_Goal_. Retype the material word for word.
#####
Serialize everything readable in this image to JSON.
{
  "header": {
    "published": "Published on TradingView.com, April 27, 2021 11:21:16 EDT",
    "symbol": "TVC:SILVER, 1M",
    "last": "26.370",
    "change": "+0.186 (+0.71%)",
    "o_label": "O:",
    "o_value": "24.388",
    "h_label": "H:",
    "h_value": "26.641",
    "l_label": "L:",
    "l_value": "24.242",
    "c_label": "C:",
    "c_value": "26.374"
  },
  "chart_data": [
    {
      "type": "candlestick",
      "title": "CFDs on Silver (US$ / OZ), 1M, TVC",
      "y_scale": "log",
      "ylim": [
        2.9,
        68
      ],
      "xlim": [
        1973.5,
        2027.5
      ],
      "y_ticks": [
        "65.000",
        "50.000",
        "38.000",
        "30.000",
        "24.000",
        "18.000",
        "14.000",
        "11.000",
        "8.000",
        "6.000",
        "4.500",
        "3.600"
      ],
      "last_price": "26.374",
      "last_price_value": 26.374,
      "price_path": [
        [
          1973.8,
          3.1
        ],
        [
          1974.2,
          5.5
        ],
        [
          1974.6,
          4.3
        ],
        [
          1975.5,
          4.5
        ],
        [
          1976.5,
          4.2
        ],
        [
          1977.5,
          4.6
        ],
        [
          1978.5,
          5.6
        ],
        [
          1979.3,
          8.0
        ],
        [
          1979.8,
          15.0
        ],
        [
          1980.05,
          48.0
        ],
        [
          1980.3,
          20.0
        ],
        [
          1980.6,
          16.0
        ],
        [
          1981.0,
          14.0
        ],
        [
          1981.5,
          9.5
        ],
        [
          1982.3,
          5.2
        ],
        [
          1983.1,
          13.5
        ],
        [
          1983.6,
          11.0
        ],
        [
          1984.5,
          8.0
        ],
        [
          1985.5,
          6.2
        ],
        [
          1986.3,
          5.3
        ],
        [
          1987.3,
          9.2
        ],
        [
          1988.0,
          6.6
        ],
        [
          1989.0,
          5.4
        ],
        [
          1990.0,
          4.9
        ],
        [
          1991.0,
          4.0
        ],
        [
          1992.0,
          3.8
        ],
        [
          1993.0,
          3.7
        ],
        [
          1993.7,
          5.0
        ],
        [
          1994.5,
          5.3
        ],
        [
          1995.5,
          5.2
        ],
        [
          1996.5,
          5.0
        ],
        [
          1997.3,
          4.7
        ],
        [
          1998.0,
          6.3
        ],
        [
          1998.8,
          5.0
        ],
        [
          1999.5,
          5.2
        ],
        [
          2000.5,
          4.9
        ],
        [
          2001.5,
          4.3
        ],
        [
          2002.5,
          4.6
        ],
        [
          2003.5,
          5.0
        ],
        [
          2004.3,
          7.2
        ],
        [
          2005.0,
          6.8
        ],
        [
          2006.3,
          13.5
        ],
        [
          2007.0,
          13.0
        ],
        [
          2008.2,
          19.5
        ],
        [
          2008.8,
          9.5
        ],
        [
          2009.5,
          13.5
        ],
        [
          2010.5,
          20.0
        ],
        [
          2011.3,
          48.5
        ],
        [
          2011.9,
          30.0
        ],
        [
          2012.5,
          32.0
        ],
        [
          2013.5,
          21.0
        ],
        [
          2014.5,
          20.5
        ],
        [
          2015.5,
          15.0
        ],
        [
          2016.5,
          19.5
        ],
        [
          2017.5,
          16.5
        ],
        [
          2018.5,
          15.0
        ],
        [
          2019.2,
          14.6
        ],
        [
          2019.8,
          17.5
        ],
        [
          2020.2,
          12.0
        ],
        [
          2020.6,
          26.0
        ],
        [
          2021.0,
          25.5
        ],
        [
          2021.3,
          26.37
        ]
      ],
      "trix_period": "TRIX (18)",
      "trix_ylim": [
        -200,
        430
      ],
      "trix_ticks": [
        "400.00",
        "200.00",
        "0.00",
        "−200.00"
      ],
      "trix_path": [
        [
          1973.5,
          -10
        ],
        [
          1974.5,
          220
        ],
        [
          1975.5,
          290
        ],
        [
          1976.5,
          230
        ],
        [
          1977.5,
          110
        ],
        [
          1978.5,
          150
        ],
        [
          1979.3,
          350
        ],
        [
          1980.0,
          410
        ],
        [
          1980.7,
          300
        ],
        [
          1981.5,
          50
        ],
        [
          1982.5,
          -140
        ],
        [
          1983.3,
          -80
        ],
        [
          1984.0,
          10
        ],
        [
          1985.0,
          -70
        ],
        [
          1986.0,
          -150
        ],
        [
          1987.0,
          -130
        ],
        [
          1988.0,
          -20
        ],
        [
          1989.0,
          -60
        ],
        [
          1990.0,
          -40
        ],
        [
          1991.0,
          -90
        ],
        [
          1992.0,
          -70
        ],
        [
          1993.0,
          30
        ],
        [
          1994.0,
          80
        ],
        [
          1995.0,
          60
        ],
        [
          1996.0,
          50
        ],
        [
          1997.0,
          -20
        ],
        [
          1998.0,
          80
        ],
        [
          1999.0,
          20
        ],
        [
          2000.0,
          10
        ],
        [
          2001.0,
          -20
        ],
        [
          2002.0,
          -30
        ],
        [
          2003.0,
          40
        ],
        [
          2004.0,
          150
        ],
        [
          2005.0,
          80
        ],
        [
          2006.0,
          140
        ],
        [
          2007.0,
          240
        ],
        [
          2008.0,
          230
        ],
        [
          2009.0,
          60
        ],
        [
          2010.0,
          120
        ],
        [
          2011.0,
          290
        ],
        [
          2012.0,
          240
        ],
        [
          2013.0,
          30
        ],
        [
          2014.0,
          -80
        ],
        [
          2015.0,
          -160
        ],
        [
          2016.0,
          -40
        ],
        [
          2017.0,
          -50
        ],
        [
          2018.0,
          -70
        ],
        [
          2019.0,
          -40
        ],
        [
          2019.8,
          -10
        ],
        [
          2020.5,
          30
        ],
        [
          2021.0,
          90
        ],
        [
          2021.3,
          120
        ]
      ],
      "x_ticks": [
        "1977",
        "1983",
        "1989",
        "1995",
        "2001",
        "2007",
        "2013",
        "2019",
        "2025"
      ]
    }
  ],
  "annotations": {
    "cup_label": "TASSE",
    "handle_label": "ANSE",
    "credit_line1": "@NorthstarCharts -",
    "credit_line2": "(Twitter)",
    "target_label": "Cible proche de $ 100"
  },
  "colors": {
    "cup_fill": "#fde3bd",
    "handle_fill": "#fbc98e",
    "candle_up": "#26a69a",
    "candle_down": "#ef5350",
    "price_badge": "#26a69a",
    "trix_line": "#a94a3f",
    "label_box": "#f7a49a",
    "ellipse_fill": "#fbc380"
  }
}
#####
_Task output_.
Serialize everything readable in this image to JSON.
{
  "header": {
    "published": "Published on TradingView.com, April 27, 2021 11:21:16 EDT",
    "symbol": "TVC:SILVER, 1M",
    "last": "26.370",
    "change": "+0.186 (+0.71%)",
    "o_label": "O:",
    "o_value": "24.388",
    "h_label": "H:",
    "h_value": "26.641",
    "l_label": "L:",
    "l_value": "24.242",
    "c_label": "C:",
    "c_value": "26.374"
  },
  "chart_data": [
    {
      "type": "candlestick",
      "title": "CFDs on Silver (US$ / OZ), 1M, TVC",
      "y_scale": "log",
      "ylim": [
        2.9,
        68
      ],
      "xlim": [
        1973.5,
        2027.5
      ],
      "y_ticks": [
        "65.000",
        "50.000",
        "38.000",
        "30.000",
        "24.000",
        "18.000",
        "14.000",
        "11.000",
        "8.000",
        "6.000",
        "4.500",
        "3.600"
      ],
      "last_price": "26.374",
      "last_price_value": 26.374,
      "price_path": [
        [
          1973.8,
          3.1
        ],
        [
          1974.2,
          5.5
        ],
        [
          1974.6,
          4.3
        ],
        [
          1975.5,
          4.5
        ],
        [
          1976.5,
          4.2
        ],
        [
          1977.5,
          4.6
        ],
        [
          1978.5,
          5.6
        ],
        [
          1979.3,
          8.0
        ],
        [
          1979.8,
          15.0
        ],
        [
          1980.05,
          48.0
        ],
        [
          1980.3,
          20.0
        ],
        [
          1980.6,
          16.0
        ],
        [
          1981.0,
          14.0
        ],
        [
          1981.5,
          9.5
        ],
        [
          1982.3,
          5.2
        ],
        [
          1983.1,
          13.5
        ],
        [
          1983.6,
          11.0
        ],
        [
          1984.5,
          8.0
        ],
        [
          1985.5,
          6.2
        ],
        [
          1986.3,
          5.3
        ],
        [
          1987.3,
          9.2
        ],
        [
          1988.0,
          6.6
        ],
        [
          1989.0,
          5.4
        ],
        [
          1990.0,
          4.9
        ],
        [
          1991.0,
          4.0
        ],
        [
          1992.0,
          3.8
        ],
        [
          1993.0,
          3.7
        ],
        [
          1993.7,
          5.0
        ],
        [
          1994.5,
          5.3
        ],
        [
          1995.5,
          5.2
        ],
        [
          1996.5,
          5.0
        ],
        [
          1997.3,
          4.7
        ],
        [
          1998.0,
          6.3
        ],
        [
          1998.8,
          5.0
        ],
        [
          1999.5,
          5.2
        ],
        [
          2000.5,
          4.9
        ],
        [
          2001.5,
          4.3
        ],
        [
          2002.5,
          4.6
        ],
        [
          2003.5,
          5.0
        ],
        [
          2004.3,
          7.2
        ],
        [
          2005.0,
          6.8
        ],
        [
          2006.3,
          13.5
        ],
        [
          2007.0,
          13.0
        ],
        [
          2008.2,
          19.5
        ],
        [
          2008.8,
          9.5
        ],
        [
          2009.5,
          13.5
        ],
        [
          2010.5,
          20.0
        ],
        [
          2011.3,
          48.5
        ],
        [
          2011.9,
          30.0
        ],
        [
          2012.5,
          32.0
        ],
        [
          2013.5,
          21.0
        ],
        [
          2014.5,
          20.5
        ],
        [
          2015.5,
          15.0
        ],
        [
          2016.5,
          19.5
        ],
        [
          2017.5,
          16.5
        ],
        [
          2018.5,
          15.0
        ],
        [
          2019.2,
          14.6
        ],
        [
          2019.8,
          17.5
        ],
        [
          2020.2,
          12.0
        ],
        [
          2020.6,
          26.0
        ],
        [
          2021.0,
          25.5
        ],
        [
          2021.3,
          26.37
        ]
      ],
      "trix_period": "TRIX (18)",
      "trix_ylim": [
        -200,
        430
      ],
      "trix_ticks": [
        "400.00",
        "200.00",
        "0.00",
        "−200.00"
      ],
      "trix_path": [
        [
          1973.5,
          -10
        ],
        [
          1974.5,
          220
        ],
        [
          1975.5,
          290
        ],
        [
          1976.5,
          230
        ],
        [
          1977.5,
          110
        ],
        [
          1978.5,
          150
        ],
        [
          1979.3,
          350
        ],
        [
          1980.0,
          410
        ],
        [
          1980.7,
          300
        ],
        [
          1981.5,
          50
        ],
        [
          1982.5,
          -140
        ],
        [
          1983.3,
          -80
        ],
        [
          1984.0,
          10
        ],
        [
          1985.0,
          -70
        ],
        [
          1986.0,
          -150
        ],
        [
          1987.0,
          -130
        ],
        [
          1988.0,
          -20
        ],
        [
          1989.0,
          -60
        ],
        [
          1990.0,
          -40
        ],
        [
          1991.0,
          -90
        ],
        [
          1992.0,
          -70
        ],
        [
          1993.0,
          30
        ],
        [
          1994.0,
          80
        ],
        [
          1995.0,
          60
        ],
        [
          1996.0,
          50
        ],
        [
          1997.0,
          -20
        ],
        [
          1998.0,
          80
        ],
        [
          1999.0,
          20
        ],
        [
          2000.0,
          10
        ],
        [
          2001.0,
          -20
        ],
        [
          2002.0,
          -30
        ],
        [
          2003.0,
          40
        ],
        [
          2004.0,
          150
        ],
        [
          2005.0,
          80
        ],
        [
          2006.0,
          140
        ],
        [
          2007.0,
          240
        ],
        [
          2008.0,
          230
        ],
        [
          2009.0,
          60
        ],
        [
          2010.0,
          120
        ],
        [
          2011.0,
          290
        ],
        [
          2012.0,
          240
        ],
        [
          2013.0,
          30
        ],
        [
          2014.0,
          -80
        ],
        [
          2015.0,
          -160
        ],
        [
          2016.0,
          -40
        ],
        [
          2017.0,
          -50
        ],
        [
          2018.0,
          -70
        ],
        [
          2019.0,
          -40
        ],
        [
          2019.8,
          -10
        ],
        [
          2020.5,
          30
        ],
        [
          2021.0,
          90
        ],
        [
          2021.3,
          120
        ]
      ],
      "x_ticks": [
        "1977",
        "1983",
        "1989",
        "1995",
        "2001",
        "2007",
        "2013",
        "2019",
        "2025"
      ]
    }
  ],
  "annotations": {
    "cup_label": "TASSE",
    "handle_label": "ANSE",
    "credit_line1": "@NorthstarCharts -",
    "credit_line2": "(Twitter)",
    "target_label": "Cible proche de $ 100"
  },
  "colors": {
    "cup_fill": "#fde3bd",
    "handle_fill": "#fbc98e",
    "candle_up": "#26a69a",
    "candle_down": "#ef5350",
    "price_badge": "#26a69a",
    "trix_line": "#a94a3f",
    "label_box": "#f7a49a",
    "ellipse_fill": "#fbc380"
  }
}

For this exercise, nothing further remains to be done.